━━ Source passage

Time was, when the woman kept her children about her knees till adult years

were reached. Hers was the training and influence which shaped them. From



the moment when the infant first lay on her breast, till her daughters left

her for marriage and her sons went to take share in man's labour, they were



continually under the mother's influence. Today, so complex have become

even the technical and simpler branches of education, so mighty and



inexorable are the demands which modern civilisation makes for specialised

instruction and training for all individuals who are to survive and retain



their usefulness under modern conditions, that, from the earliest years of

its life, the child is of necessity largely removed from the hands of the



mother, and placed in those of the specialised instructor. Among the

wealthier classes, scarcely is the infant born when it passes into the



hands of the trained nurse, and from hers on into the hands of the

qualified teacher; till, at nine or ten, the son in certain countries often



leaves his home for ever for the public school, to pass on to the college

and university; while the daughter, in the hands of trained instructors and



dependents, owes in the majority of cases hardly more of her education or

formation to maternal toil. While even among our poorer classes, the



infant school, and the public school; and later on the necessity for manual

training, takes the son and often the daughter as completely, and always



increasingly as civilisation advances, from the mother's control. So

marked has this change in woman's ancient field of labour become, that a



woman of almost any class may have borne many children and yet in early

middle age be found sitting alone in an empty house, all her offspring gone



from her to receive training and instruction at the hands of others. The

ancient statement that the training and education of her offspring is



exclusively the duty of the mother, however true it may have been with

regard to a remote past, has become an absolute misstatement; and the woman



who should at the present day insist on entirely educating her own

offspring would, in nine cases out of ten, inflict an irreparable injury on



them, because she is incompetent.

━━━━

Given instruction a: Transcribe everything in the listing from its start down to the line containing "eq-lowcut-label: LOW CUT", including both of those lines.
The listing that follows is unrelated to the passage on mothers and education.

━━ Task material

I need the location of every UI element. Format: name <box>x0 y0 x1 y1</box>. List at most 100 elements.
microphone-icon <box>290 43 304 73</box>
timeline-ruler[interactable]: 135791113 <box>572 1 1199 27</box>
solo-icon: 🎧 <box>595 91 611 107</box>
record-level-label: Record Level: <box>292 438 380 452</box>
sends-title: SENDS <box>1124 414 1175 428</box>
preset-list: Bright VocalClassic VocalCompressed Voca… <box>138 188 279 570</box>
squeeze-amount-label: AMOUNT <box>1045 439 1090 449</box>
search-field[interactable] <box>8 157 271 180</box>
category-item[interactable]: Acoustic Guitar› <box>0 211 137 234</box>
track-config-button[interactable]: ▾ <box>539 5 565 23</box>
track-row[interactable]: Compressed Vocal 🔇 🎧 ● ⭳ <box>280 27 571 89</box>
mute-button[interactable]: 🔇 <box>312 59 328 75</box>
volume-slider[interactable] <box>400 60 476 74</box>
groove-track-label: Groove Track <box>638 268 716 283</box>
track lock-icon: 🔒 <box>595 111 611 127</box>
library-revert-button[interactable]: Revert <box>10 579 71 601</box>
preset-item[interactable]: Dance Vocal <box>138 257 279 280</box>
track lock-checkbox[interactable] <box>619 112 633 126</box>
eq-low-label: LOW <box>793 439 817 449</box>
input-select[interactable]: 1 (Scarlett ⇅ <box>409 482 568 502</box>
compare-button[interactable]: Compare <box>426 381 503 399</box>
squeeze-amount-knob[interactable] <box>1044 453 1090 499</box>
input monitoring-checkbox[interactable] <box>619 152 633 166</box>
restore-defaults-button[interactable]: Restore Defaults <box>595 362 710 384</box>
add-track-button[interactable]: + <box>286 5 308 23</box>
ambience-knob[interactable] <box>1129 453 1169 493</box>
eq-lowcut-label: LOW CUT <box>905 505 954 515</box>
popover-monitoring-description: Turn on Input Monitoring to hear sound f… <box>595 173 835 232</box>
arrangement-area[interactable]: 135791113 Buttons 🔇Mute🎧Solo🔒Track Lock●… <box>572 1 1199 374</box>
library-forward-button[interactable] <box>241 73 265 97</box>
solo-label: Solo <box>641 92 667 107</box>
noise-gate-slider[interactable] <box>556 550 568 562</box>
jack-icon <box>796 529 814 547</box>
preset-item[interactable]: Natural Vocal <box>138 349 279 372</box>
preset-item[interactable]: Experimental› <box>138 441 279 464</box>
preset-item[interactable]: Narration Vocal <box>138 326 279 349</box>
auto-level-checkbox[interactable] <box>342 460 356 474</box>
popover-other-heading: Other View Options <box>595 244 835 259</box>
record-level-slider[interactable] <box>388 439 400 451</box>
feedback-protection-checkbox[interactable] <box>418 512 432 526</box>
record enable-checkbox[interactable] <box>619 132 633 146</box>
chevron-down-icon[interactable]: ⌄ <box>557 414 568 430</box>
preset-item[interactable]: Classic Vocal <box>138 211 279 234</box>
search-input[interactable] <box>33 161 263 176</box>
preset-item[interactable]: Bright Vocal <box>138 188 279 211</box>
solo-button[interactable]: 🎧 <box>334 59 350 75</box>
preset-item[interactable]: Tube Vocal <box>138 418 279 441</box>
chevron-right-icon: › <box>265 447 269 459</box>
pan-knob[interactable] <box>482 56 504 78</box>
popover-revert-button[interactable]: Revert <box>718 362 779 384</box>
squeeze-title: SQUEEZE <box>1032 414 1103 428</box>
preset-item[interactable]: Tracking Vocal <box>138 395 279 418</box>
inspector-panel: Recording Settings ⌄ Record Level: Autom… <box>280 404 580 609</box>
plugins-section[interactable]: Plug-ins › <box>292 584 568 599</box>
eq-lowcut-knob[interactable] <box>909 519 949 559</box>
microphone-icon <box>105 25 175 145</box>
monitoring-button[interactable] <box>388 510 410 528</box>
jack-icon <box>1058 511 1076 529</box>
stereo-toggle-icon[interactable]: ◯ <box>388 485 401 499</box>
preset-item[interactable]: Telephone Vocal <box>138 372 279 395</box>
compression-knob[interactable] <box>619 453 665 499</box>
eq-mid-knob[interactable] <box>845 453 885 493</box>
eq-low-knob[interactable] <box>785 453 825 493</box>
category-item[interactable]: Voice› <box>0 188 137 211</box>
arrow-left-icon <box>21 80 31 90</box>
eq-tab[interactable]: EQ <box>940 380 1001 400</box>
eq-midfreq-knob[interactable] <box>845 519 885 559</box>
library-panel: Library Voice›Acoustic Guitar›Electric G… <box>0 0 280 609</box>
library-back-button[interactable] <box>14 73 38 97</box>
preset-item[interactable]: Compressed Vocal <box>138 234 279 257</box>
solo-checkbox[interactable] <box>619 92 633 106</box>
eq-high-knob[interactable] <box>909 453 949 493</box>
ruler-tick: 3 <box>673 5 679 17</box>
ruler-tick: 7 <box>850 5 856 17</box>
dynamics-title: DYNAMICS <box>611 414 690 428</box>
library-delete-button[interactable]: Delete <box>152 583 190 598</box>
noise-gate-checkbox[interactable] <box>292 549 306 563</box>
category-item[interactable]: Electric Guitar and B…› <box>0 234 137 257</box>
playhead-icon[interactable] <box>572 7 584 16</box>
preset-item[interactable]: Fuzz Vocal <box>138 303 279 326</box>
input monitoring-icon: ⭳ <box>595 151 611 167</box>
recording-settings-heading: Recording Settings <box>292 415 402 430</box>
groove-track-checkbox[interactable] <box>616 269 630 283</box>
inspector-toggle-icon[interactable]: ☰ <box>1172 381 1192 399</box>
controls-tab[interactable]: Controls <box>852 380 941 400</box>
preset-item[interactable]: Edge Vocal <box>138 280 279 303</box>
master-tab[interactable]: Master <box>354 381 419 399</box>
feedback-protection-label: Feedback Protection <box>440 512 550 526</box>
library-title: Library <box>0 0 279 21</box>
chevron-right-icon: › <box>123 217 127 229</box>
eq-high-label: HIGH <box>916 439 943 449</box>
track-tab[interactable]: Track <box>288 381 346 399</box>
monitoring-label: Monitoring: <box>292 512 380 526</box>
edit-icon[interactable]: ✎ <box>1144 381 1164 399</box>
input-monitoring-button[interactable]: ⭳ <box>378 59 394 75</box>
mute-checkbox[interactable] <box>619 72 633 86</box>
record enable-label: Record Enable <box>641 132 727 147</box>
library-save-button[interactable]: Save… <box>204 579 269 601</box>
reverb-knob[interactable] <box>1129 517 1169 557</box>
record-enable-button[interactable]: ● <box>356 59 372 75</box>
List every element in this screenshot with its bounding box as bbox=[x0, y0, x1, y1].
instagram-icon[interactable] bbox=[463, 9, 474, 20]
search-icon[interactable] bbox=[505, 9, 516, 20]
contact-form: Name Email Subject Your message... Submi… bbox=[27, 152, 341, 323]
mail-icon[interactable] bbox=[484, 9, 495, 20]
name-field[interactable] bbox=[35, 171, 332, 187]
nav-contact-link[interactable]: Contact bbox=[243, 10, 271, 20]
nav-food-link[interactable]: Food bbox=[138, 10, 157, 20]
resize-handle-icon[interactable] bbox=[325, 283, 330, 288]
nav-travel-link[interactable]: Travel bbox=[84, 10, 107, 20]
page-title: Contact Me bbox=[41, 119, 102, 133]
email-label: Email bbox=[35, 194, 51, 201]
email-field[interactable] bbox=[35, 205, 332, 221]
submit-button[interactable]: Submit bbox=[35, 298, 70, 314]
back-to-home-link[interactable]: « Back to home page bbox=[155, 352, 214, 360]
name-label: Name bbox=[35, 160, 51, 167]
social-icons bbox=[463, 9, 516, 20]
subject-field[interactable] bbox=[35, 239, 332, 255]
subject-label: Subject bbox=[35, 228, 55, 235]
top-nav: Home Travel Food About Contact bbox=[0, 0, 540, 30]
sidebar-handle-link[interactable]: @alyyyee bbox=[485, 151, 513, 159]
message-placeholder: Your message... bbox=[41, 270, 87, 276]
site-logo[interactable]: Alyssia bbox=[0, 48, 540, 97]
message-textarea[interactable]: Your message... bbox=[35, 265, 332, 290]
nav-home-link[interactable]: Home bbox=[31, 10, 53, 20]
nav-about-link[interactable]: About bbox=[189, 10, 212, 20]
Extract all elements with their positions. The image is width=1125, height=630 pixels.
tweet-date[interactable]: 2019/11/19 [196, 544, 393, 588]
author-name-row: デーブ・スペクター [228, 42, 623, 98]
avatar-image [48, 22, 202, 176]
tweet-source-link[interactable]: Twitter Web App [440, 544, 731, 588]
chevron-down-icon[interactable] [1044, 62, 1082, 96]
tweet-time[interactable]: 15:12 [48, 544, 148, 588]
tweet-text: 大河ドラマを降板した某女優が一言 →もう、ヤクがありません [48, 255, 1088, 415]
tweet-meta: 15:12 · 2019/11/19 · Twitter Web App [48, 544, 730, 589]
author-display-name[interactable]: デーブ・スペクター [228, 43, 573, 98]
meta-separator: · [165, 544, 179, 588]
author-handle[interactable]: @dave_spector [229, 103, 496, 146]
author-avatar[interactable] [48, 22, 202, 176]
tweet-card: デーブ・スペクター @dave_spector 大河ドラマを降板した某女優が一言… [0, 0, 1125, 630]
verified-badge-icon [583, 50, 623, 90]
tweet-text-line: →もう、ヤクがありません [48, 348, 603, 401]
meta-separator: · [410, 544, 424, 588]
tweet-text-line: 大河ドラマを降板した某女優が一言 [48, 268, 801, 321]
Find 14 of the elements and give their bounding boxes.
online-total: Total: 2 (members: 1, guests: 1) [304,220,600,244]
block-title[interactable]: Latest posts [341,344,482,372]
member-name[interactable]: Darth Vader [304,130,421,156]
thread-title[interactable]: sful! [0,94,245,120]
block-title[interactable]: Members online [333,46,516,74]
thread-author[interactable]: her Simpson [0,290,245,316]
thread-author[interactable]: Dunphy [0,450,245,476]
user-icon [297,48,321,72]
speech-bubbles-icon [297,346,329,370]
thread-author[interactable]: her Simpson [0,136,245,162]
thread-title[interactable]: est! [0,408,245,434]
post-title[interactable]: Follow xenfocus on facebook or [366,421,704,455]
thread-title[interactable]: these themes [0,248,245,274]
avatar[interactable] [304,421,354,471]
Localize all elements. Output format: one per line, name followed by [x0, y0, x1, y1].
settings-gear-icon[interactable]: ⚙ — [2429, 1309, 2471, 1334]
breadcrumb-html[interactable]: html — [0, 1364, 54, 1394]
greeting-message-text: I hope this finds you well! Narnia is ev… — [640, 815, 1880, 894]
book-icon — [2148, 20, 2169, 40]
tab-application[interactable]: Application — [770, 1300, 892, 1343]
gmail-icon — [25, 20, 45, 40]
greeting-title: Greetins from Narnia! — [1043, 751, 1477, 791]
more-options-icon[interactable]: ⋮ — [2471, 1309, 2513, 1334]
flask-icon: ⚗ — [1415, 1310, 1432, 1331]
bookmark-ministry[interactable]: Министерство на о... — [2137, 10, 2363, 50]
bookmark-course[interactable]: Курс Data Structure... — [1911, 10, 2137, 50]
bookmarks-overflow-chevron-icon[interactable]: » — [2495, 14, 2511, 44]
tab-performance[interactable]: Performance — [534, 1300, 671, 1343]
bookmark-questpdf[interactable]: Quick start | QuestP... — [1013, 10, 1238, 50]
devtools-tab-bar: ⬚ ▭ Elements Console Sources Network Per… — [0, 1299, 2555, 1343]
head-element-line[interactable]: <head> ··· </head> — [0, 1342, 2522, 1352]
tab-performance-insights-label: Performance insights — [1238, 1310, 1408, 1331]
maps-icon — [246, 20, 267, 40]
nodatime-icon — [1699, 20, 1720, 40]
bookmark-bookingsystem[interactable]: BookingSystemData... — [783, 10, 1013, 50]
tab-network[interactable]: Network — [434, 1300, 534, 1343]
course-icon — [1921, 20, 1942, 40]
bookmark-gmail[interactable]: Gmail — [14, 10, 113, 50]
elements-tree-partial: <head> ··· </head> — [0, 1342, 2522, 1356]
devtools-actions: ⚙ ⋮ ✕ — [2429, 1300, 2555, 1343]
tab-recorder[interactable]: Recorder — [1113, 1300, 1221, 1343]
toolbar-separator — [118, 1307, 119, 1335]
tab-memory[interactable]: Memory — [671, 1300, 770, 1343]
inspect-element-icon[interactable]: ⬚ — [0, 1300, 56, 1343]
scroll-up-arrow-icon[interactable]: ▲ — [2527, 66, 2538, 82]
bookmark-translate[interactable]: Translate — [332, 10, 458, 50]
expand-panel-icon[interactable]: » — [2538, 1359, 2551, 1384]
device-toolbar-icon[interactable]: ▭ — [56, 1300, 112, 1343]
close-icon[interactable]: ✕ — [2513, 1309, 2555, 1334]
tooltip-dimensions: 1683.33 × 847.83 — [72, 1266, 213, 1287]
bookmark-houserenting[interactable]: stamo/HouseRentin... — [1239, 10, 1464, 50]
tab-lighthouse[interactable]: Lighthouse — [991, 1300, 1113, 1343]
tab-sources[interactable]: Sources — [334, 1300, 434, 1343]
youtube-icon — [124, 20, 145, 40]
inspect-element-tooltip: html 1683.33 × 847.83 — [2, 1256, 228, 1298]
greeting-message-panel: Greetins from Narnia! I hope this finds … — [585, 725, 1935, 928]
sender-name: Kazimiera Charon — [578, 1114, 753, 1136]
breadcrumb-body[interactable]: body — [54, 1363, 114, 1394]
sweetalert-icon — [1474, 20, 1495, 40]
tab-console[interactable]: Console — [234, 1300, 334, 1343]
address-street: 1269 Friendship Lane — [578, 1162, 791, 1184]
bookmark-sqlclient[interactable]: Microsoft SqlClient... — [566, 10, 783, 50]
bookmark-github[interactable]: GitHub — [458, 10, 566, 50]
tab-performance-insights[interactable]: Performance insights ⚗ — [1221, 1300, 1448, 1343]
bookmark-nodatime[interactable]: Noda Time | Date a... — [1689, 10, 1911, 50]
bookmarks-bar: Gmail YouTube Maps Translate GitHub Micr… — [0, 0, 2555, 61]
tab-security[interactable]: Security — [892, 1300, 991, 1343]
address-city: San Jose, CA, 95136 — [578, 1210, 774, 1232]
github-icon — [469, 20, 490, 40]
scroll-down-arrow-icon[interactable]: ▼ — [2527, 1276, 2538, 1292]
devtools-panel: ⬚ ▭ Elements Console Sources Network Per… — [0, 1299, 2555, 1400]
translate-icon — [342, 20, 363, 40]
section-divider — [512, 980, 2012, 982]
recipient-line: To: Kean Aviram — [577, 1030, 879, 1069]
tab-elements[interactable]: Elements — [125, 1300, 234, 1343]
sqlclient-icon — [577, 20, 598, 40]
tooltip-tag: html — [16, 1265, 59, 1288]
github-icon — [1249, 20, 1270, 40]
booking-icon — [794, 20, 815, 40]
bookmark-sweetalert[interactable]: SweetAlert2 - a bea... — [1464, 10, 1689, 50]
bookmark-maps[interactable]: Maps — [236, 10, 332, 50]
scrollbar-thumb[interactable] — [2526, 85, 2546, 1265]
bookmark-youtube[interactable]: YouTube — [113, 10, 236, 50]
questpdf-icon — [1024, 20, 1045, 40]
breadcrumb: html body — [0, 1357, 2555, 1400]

━━━━

Given instruction b: Rewrite the paragraph of the passage on mothers and education that begins "Time was, when the woman kept her children" in a shorter form, keeping its main facts.

Task answer a:
I need the location of every UI element. Format: name <box>x0 y0 x1 y1</box>. List at most 100 elements.
microphone-icon <box>290 43 304 73</box>
timeline-ruler[interactable]: 135791113 <box>572 1 1199 27</box>
solo-icon: 🎧 <box>595 91 611 107</box>
record-level-label: Record Level: <box>292 438 380 452</box>
sends-title: SENDS <box>1124 414 1175 428</box>
preset-list: Bright VocalClassic VocalCompressed Voca… <box>138 188 279 570</box>
squeeze-amount-label: AMOUNT <box>1045 439 1090 449</box>
search-field[interactable] <box>8 157 271 180</box>
category-item[interactable]: Acoustic Guitar› <box>0 211 137 234</box>
track-config-button[interactable]: ▾ <box>539 5 565 23</box>
track-row[interactable]: Compressed Vocal 🔇 🎧 ● ⭳ <box>280 27 571 89</box>
mute-button[interactable]: 🔇 <box>312 59 328 75</box>
volume-slider[interactable] <box>400 60 476 74</box>
groove-track-label: Groove Track <box>638 268 716 283</box>
track lock-icon: 🔒 <box>595 111 611 127</box>
library-revert-button[interactable]: Revert <box>10 579 71 601</box>
preset-item[interactable]: Dance Vocal <box>138 257 279 280</box>
track lock-checkbox[interactable] <box>619 112 633 126</box>
eq-low-label: LOW <box>793 439 817 449</box>
input-select[interactable]: 1 (Scarlett ⇅ <box>409 482 568 502</box>
compare-button[interactable]: Compare <box>426 381 503 399</box>
squeeze-amount-knob[interactable] <box>1044 453 1090 499</box>
input monitoring-checkbox[interactable] <box>619 152 633 166</box>
restore-defaults-button[interactable]: Restore Defaults <box>595 362 710 384</box>
add-track-button[interactable]: + <box>286 5 308 23</box>
ambience-knob[interactable] <box>1129 453 1169 493</box>
eq-lowcut-label: LOW CUT <box>905 505 954 515</box>

Task answer b: Mothers once kept their children with them until adulthood and shaped them through their own training and influence, until daughters married and sons took up work. Now modern civilization demands so much specialized instruction that children are largely handed to specialized instructors from their earliest years. In wealthier classes, an infant passes from a trained nurse to a qualified teacher. In some countries sons leave home at nine or ten for public school, college and university, and daughters owe little of their education to their mothers. Even among poorer classes, the infant school, the public school and later manual training remove children from the mother's control. As a result, a woman who has borne many children may be alone in an empty house by early middle age. The old claim that educating children is solely the mother's duty is now a misstatement. A woman who insisted on entirely educating her own children would, in nine cases out of ten, do them irreparable injury because she is incompetent.